Extracted records
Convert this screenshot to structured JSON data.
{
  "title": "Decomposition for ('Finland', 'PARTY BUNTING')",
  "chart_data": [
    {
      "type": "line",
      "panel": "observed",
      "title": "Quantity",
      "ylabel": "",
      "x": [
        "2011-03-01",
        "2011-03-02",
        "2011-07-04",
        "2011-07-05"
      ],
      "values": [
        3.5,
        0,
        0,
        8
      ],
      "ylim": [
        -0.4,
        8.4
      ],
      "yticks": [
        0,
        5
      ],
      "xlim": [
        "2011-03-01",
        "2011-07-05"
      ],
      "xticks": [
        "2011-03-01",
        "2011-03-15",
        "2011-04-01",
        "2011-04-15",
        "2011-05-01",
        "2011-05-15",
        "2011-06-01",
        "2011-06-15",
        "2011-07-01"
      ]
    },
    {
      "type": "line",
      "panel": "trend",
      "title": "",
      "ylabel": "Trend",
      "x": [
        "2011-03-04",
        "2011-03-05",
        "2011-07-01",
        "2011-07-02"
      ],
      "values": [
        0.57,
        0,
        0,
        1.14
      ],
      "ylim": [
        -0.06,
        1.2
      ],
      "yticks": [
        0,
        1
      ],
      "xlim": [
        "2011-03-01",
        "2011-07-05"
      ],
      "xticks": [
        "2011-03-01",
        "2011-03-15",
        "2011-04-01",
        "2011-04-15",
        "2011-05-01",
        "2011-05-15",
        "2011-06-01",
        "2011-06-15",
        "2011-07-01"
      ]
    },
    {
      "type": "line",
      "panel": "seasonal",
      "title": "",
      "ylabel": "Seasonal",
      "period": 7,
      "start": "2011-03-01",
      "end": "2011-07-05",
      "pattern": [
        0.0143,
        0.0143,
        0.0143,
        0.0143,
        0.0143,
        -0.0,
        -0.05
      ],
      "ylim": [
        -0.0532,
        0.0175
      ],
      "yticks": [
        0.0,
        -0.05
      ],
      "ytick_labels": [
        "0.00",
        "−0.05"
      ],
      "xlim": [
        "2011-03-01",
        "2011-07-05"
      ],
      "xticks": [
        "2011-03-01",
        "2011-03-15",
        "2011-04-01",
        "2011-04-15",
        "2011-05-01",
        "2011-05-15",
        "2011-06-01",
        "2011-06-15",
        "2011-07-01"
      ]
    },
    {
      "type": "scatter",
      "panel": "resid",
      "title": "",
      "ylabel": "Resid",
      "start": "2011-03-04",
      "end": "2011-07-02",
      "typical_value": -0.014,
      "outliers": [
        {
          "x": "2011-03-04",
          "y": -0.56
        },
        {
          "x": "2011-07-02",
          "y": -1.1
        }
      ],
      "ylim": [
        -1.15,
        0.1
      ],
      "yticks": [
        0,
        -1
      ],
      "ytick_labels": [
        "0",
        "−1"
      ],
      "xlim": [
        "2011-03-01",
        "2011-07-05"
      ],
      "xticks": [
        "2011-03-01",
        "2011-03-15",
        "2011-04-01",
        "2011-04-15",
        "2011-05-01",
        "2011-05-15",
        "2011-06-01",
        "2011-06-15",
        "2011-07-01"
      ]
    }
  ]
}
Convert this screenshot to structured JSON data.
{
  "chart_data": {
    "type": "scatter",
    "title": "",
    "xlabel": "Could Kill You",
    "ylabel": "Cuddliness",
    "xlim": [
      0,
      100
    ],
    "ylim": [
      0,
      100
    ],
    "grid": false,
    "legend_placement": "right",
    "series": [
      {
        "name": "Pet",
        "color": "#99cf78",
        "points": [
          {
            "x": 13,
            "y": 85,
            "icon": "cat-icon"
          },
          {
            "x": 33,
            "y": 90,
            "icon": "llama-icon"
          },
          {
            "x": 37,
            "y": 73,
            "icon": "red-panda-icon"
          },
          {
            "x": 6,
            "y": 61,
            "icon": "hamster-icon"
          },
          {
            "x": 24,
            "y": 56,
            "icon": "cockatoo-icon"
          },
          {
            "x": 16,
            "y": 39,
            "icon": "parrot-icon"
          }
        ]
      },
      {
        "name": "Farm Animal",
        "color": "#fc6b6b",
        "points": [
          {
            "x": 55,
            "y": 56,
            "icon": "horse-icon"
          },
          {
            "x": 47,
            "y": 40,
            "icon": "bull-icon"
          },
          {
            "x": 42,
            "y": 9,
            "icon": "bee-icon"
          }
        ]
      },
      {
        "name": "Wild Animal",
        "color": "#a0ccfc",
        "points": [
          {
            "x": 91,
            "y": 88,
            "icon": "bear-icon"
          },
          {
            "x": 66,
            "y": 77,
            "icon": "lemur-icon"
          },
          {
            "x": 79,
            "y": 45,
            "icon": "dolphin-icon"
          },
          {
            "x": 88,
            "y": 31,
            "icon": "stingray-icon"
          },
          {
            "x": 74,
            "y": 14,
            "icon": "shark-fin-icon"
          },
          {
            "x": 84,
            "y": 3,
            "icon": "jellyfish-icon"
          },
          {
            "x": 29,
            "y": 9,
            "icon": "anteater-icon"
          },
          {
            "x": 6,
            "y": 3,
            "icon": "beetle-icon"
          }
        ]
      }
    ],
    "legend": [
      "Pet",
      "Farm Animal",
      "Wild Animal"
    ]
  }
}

* * *

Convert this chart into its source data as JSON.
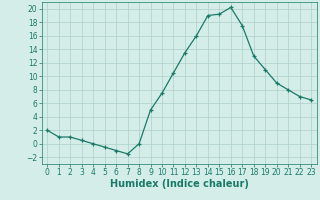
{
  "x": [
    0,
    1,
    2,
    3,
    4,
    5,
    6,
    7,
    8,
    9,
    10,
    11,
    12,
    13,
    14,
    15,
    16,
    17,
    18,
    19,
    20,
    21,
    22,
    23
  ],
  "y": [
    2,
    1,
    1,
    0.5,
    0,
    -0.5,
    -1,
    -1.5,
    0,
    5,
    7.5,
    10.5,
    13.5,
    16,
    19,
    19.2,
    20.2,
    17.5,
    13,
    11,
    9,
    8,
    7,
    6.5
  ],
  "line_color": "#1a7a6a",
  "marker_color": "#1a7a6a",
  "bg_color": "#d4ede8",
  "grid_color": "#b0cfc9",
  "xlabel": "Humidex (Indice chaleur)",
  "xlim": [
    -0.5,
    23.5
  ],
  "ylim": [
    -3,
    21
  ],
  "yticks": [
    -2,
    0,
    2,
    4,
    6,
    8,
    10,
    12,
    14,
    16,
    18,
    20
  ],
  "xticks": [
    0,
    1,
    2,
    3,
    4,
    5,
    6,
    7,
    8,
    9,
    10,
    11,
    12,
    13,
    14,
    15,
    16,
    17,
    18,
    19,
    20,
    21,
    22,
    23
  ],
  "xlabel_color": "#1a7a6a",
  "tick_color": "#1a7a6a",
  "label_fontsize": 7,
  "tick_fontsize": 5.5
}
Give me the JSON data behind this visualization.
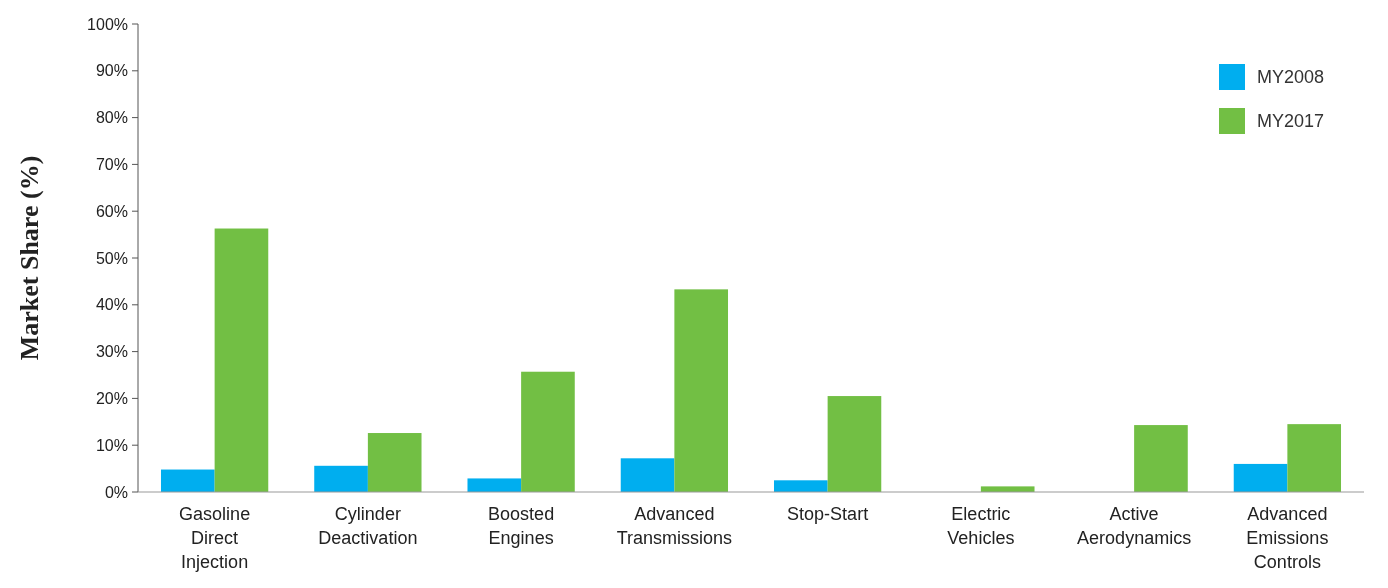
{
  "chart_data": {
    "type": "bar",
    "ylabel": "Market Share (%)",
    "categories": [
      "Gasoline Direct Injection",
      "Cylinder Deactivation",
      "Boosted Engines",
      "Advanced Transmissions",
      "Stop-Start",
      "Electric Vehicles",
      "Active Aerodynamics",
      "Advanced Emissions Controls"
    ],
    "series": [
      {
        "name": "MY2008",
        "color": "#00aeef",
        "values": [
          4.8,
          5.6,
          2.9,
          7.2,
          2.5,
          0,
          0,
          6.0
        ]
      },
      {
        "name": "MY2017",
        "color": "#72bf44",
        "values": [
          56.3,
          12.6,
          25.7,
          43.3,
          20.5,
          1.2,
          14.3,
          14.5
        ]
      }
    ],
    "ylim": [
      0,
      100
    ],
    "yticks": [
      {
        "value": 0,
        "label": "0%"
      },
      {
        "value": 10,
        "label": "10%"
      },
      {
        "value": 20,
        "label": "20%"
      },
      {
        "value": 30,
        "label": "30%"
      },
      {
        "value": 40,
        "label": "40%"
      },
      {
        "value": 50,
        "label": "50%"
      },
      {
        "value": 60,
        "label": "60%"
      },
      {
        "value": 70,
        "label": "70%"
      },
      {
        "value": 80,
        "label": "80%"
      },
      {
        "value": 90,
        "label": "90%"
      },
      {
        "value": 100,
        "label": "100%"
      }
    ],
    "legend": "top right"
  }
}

- WHAT TO WORK ON:
Pick out lines containing the word "this", each one as written.

- THE REPLY:
Convert this screenshot to structured JSON data.
Convert this screenshot to structured JSON data.
Convert this chart into its source data as JSON.
Give me the JSON data behind this visualization.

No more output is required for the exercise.